Records about charts and figures
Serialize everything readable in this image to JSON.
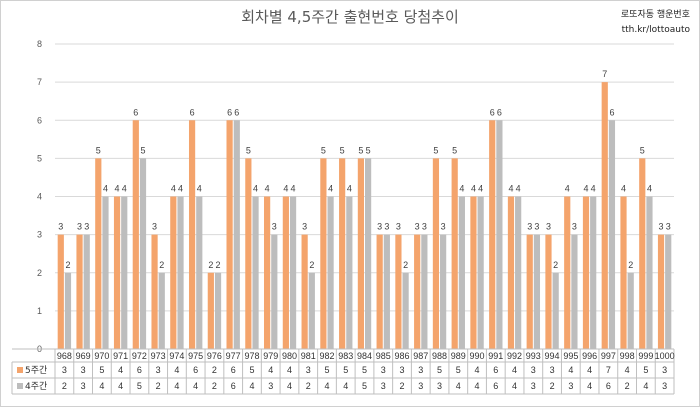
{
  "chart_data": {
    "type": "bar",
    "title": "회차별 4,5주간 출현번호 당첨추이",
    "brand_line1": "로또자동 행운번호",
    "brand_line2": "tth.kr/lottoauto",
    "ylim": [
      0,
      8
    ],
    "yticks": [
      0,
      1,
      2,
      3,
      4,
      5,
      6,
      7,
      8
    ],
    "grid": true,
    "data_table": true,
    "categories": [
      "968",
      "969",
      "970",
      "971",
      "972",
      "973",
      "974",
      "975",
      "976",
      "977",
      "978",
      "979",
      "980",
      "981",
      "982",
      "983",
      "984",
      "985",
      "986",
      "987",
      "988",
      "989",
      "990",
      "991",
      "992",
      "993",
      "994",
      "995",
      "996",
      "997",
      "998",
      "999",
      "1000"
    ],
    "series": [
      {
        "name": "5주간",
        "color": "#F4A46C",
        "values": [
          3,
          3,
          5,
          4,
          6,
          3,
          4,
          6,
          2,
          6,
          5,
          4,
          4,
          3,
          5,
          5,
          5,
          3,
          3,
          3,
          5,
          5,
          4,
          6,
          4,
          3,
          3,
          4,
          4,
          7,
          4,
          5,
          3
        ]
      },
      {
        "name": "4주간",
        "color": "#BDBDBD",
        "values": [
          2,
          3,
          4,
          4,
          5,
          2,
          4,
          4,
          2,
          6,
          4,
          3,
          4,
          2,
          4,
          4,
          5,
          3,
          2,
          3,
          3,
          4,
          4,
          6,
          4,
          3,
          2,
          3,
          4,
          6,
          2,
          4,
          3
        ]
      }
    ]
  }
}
---
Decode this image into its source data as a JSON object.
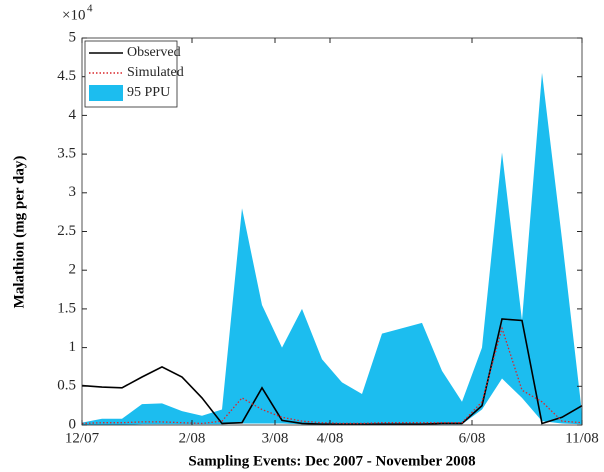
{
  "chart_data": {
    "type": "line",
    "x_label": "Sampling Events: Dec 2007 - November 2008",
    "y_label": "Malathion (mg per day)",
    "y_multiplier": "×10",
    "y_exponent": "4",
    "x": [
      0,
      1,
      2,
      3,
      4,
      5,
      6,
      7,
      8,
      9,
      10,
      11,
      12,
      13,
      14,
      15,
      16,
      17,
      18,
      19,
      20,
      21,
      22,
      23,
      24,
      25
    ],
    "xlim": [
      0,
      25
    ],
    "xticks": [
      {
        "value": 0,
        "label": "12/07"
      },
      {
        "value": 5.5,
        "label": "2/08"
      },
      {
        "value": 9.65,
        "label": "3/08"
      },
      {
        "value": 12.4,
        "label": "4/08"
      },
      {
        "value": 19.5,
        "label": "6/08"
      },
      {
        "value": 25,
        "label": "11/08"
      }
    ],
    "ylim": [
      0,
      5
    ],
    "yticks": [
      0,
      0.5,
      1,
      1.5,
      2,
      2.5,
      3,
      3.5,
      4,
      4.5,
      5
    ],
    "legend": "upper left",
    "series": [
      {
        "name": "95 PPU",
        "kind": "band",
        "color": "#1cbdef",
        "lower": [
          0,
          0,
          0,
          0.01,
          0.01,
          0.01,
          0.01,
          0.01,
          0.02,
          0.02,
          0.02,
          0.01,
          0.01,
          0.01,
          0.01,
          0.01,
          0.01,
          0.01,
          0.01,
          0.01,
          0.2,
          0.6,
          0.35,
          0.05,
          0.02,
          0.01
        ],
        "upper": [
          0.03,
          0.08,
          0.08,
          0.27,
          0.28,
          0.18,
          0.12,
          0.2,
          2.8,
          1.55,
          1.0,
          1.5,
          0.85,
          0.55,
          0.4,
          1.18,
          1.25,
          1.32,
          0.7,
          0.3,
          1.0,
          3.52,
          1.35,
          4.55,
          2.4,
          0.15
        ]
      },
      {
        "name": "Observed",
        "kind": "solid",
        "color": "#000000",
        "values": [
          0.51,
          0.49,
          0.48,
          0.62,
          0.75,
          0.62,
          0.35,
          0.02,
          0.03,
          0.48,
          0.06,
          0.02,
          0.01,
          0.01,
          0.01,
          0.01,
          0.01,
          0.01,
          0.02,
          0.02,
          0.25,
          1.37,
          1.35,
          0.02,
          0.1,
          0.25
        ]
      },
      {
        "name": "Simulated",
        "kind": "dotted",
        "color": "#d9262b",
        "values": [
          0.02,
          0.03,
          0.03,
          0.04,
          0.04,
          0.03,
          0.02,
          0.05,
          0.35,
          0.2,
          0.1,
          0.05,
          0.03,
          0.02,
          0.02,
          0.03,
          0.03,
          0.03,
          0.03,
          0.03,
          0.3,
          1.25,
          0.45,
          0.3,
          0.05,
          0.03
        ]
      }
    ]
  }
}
---
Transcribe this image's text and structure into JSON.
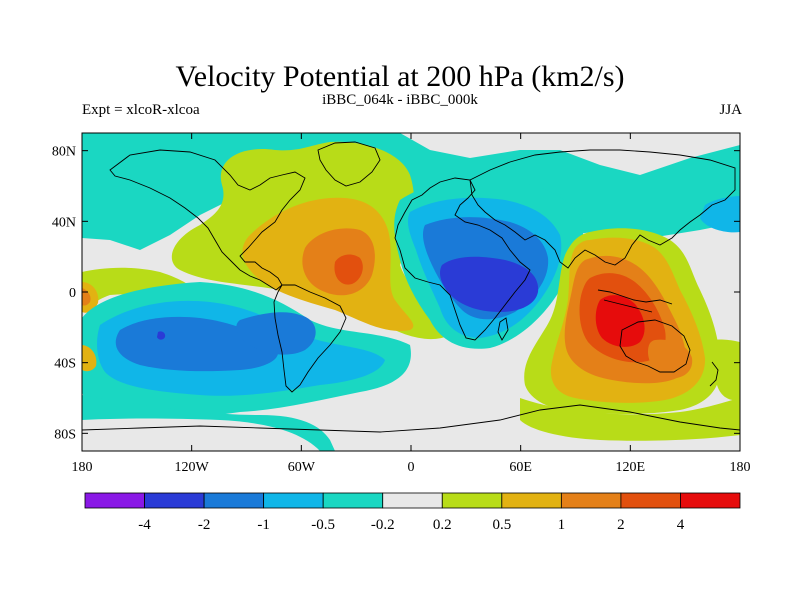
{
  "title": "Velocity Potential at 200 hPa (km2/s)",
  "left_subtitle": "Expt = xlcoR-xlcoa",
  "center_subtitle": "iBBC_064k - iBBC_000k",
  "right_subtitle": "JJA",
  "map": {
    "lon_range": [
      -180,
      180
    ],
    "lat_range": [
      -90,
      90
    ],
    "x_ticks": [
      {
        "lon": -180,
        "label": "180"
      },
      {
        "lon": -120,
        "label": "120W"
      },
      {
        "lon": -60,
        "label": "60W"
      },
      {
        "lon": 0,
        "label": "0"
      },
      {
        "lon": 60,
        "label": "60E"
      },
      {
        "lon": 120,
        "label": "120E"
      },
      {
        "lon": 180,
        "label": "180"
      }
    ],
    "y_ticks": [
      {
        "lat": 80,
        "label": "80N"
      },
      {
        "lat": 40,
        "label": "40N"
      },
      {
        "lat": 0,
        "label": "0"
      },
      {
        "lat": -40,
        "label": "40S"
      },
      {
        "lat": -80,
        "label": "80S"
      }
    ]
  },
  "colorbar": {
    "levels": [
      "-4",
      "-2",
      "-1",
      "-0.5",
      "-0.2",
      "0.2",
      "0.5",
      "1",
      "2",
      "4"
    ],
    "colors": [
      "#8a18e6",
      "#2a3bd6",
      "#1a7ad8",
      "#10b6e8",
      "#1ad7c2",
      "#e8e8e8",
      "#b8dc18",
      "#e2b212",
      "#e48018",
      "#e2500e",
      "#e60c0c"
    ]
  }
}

• [Challenge]
Copy every line that contains the string "into".

• [Written response]
Decode this image into its source data as a JSON object.
Transcribe this image's text and structure into JSON.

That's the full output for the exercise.